* **Written instruction**
Copy nothing but the text: repeat each entry exactly and drop the images.

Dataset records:
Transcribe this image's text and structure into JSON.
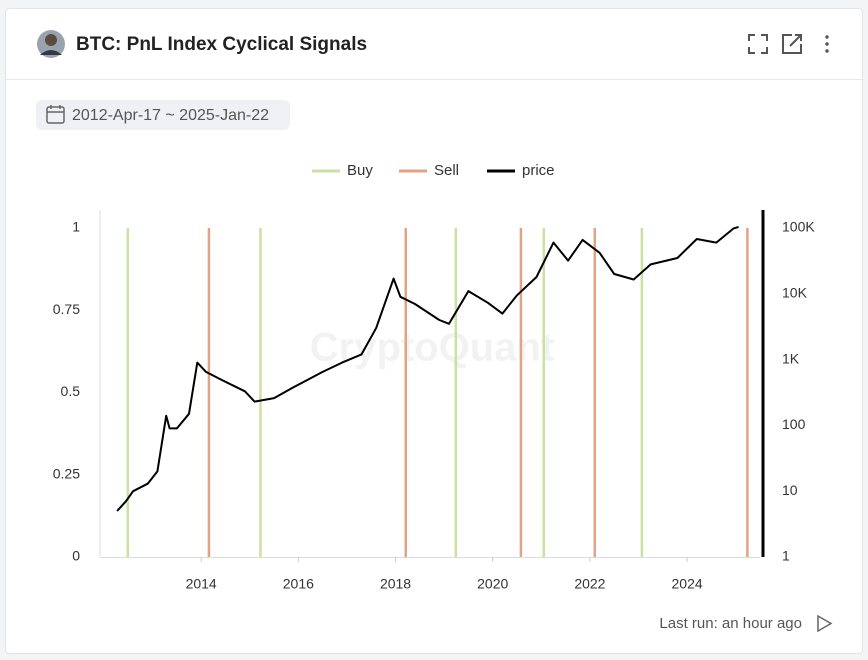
{
  "header": {
    "title": "BTC: PnL Index Cyclical Signals"
  },
  "date_range": "2012-Apr-17 ~ 2025-Jan-22",
  "watermark": "CryptoQuant",
  "footer": {
    "last_run": "Last run: an hour ago"
  },
  "chart_data": {
    "type": "line",
    "legend": "top",
    "xlim": [
      2011.98,
      2025.5
    ],
    "xticks": [
      2014,
      2016,
      2018,
      2020,
      2022,
      2024
    ],
    "ylim": [
      0,
      1
    ],
    "yticks": [
      0,
      0.25,
      0.5,
      0.75,
      1
    ],
    "y2lim": [
      1,
      100000
    ],
    "y2scale": "log",
    "y2ticks": [
      1,
      10,
      100,
      {
        "value": 1000,
        "label": "1K"
      },
      {
        "value": 10000,
        "label": "10K"
      },
      {
        "value": 100000,
        "label": "100K"
      }
    ],
    "series": [
      {
        "name": "Buy",
        "type": "bar",
        "color": "#c9e2a2",
        "x": [
          2012.49,
          2015.22,
          2019.24,
          2021.05,
          2023.07
        ],
        "values": [
          1,
          1,
          1,
          1,
          1
        ]
      },
      {
        "name": "Sell",
        "type": "bar",
        "color": "#e2a384",
        "x": [
          2014.16,
          2018.21,
          2020.58,
          2022.1,
          2025.24
        ],
        "values": [
          1,
          1,
          1,
          1,
          1
        ]
      },
      {
        "name": "price",
        "type": "line",
        "color": "#000000",
        "axis": "y2",
        "x": [
          2012.27,
          2012.45,
          2012.6,
          2012.9,
          2013.1,
          2013.28,
          2013.35,
          2013.5,
          2013.75,
          2013.92,
          2014.1,
          2014.4,
          2014.9,
          2015.1,
          2015.5,
          2015.9,
          2016.5,
          2016.9,
          2017.3,
          2017.6,
          2017.96,
          2018.1,
          2018.4,
          2018.9,
          2019.1,
          2019.5,
          2019.9,
          2020.2,
          2020.5,
          2020.9,
          2021.25,
          2021.55,
          2021.85,
          2022.2,
          2022.5,
          2022.9,
          2023.25,
          2023.8,
          2024.2,
          2024.6,
          2024.95,
          2025.06
        ],
        "values": [
          5,
          7,
          10,
          13,
          20,
          140,
          90,
          90,
          150,
          900,
          650,
          500,
          330,
          230,
          260,
          380,
          650,
          900,
          1200,
          3000,
          17000,
          9000,
          7000,
          4000,
          3500,
          11000,
          7300,
          5000,
          9500,
          18000,
          60000,
          32000,
          66000,
          42000,
          20000,
          16500,
          28000,
          35000,
          68000,
          60000,
          98000,
          104000
        ]
      }
    ]
  }
}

* **Solution to the problem**
Transcribe this image's text and structure into JSON.
{
  "header": {
    "title": "BTC: PnL Index Cyclical Signals"
  },
  "date_range": "2012-Apr-17 ~ 2025-Jan-22",
  "watermark": "CryptoQuant",
  "footer": {
    "last_run": "Last run: an hour ago"
  },
  "chart_data": {
    "type": "line",
    "legend": "top",
    "xlim": [
      2011.98,
      2025.5
    ],
    "xticks": [
      2014,
      2016,
      2018,
      2020,
      2022,
      2024
    ],
    "ylim": [
      0,
      1
    ],
    "yticks": [
      0,
      0.25,
      0.5,
      0.75,
      1
    ],
    "y2lim": [
      1,
      100000
    ],
    "y2scale": "log",
    "y2ticks": [
      1,
      10,
      100,
      {
        "value": 1000,
        "label": "1K"
      },
      {
        "value": 10000,
        "label": "10K"
      },
      {
        "value": 100000,
        "label": "100K"
      }
    ],
    "series": [
      {
        "name": "Buy",
        "type": "bar",
        "color": "#c9e2a2",
        "x": [
          2012.49,
          2015.22,
          2019.24,
          2021.05,
          2023.07
        ],
        "values": [
          1,
          1,
          1,
          1,
          1
        ]
      },
      {
        "name": "Sell",
        "type": "bar",
        "color": "#e2a384",
        "x": [
          2014.16,
          2018.21,
          2020.58,
          2022.1,
          2025.24
        ],
        "values": [
          1,
          1,
          1,
          1,
          1
        ]
      },
      {
        "name": "price",
        "type": "line",
        "color": "#000000",
        "axis": "y2",
        "x": [
          2012.27,
          2012.45,
          2012.6,
          2012.9,
          2013.1,
          2013.28,
          2013.35,
          2013.5,
          2013.75,
          2013.92,
          2014.1,
          2014.4,
          2014.9,
          2015.1,
          2015.5,
          2015.9,
          2016.5,
          2016.9,
          2017.3,
          2017.6,
          2017.96,
          2018.1,
          2018.4,
          2018.9,
          2019.1,
          2019.5,
          2019.9,
          2020.2,
          2020.5,
          2020.9,
          2021.25,
          2021.55,
          2021.85,
          2022.2,
          2022.5,
          2022.9,
          2023.25,
          2023.8,
          2024.2,
          2024.6,
          2024.95,
          2025.06
        ],
        "values": [
          5,
          7,
          10,
          13,
          20,
          140,
          90,
          90,
          150,
          900,
          650,
          500,
          330,
          230,
          260,
          380,
          650,
          900,
          1200,
          3000,
          17000,
          9000,
          7000,
          4000,
          3500,
          11000,
          7300,
          5000,
          9500,
          18000,
          60000,
          32000,
          66000,
          42000,
          20000,
          16500,
          28000,
          35000,
          68000,
          60000,
          98000,
          104000
        ]
      }
    ]
  }
}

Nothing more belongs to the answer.